[start of DATASET ENTRIES]
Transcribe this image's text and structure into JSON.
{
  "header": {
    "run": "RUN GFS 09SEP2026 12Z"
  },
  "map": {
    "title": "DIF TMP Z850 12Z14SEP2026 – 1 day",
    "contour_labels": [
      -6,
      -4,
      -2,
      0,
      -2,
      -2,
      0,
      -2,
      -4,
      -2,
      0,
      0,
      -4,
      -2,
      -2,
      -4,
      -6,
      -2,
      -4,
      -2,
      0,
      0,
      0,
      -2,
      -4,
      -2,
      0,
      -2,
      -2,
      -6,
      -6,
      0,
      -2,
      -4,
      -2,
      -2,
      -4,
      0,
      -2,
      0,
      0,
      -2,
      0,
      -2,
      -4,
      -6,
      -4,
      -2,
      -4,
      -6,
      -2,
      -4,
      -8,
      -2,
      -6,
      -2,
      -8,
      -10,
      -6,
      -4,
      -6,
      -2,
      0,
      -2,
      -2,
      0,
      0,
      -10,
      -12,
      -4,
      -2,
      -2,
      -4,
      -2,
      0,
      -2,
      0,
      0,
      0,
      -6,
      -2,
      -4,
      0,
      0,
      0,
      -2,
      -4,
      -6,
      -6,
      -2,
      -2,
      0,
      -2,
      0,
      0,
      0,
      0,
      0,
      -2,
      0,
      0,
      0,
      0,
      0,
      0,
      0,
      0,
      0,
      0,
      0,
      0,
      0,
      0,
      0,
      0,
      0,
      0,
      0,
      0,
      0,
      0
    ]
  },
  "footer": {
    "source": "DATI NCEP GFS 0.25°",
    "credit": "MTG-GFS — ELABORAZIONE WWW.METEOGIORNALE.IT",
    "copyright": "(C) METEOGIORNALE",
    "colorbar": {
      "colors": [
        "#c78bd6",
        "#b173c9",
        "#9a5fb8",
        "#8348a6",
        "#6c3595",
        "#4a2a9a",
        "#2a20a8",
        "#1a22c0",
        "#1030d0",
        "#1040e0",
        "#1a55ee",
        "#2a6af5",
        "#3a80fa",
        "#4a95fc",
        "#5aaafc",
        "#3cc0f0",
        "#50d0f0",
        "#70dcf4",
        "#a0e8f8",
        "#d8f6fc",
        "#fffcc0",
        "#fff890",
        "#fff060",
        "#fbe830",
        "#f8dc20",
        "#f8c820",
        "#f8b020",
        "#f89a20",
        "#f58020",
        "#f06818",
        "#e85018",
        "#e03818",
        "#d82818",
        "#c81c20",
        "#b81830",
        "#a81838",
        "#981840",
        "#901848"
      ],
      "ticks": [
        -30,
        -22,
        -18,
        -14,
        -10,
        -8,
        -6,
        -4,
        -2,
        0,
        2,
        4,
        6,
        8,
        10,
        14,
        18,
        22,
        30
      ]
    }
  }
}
[end of DATASET ENTRIES]
▸ **YOUR GOAL**:
Transcribe all the entries, keeping each one exactly as it is.

▸ **RESPONSE BELOW**:
Transcribe this image's text and structure into JSON.
{
  "header": {
    "run": "RUN GFS 09SEP2026 12Z"
  },
  "map": {
    "title": "DIF TMP Z850 12Z14SEP2026 – 1 day",
    "contour_labels": [
      -6,
      -4,
      -2,
      0,
      -2,
      -2,
      0,
      -2,
      -4,
      -2,
      0,
      0,
      -4,
      -2,
      -2,
      -4,
      -6,
      -2,
      -4,
      -2,
      0,
      0,
      0,
      -2,
      -4,
      -2,
      0,
      -2,
      -2,
      -6,
      -6,
      0,
      -2,
      -4,
      -2,
      -2,
      -4,
      0,
      -2,
      0,
      0,
      -2,
      0,
      -2,
      -4,
      -6,
      -4,
      -2,
      -4,
      -6,
      -2,
      -4,
      -8,
      -2,
      -6,
      -2,
      -8,
      -10,
      -6,
      -4,
      -6,
      -2,
      0,
      -2,
      -2,
      0,
      0,
      -10,
      -12,
      -4,
      -2,
      -2,
      -4,
      -2,
      0,
      -2,
      0,
      0,
      0,
      -6,
      -2,
      -4,
      0,
      0,
      0,
      -2,
      -4,
      -6,
      -6,
      -2,
      -2,
      0,
      -2,
      0,
      0,
      0,
      0,
      0,
      -2,
      0,
      0,
      0,
      0,
      0,
      0,
      0,
      0,
      0,
      0,
      0,
      0,
      0,
      0,
      0,
      0,
      0,
      0,
      0,
      0,
      0,
      0
    ]
  },
  "footer": {
    "source": "DATI NCEP GFS 0.25°",
    "credit": "MTG-GFS — ELABORAZIONE WWW.METEOGIORNALE.IT",
    "copyright": "(C) METEOGIORNALE",
    "colorbar": {
      "colors": [
        "#c78bd6",
        "#b173c9",
        "#9a5fb8",
        "#8348a6",
        "#6c3595",
        "#4a2a9a",
        "#2a20a8",
        "#1a22c0",
        "#1030d0",
        "#1040e0",
        "#1a55ee",
        "#2a6af5",
        "#3a80fa",
        "#4a95fc",
        "#5aaafc",
        "#3cc0f0",
        "#50d0f0",
        "#70dcf4",
        "#a0e8f8",
        "#d8f6fc",
        "#fffcc0",
        "#fff890",
        "#fff060",
        "#fbe830",
        "#f8dc20",
        "#f8c820",
        "#f8b020",
        "#f89a20",
        "#f58020",
        "#f06818",
        "#e85018",
        "#e03818",
        "#d82818",
        "#c81c20",
        "#b81830",
        "#a81838",
        "#981840",
        "#901848"
      ],
      "ticks": [
        -30,
        -22,
        -18,
        -14,
        -10,
        -8,
        -6,
        -4,
        -2,
        0,
        2,
        4,
        6,
        8,
        10,
        14,
        18,
        22,
        30
      ]
    }
  }
}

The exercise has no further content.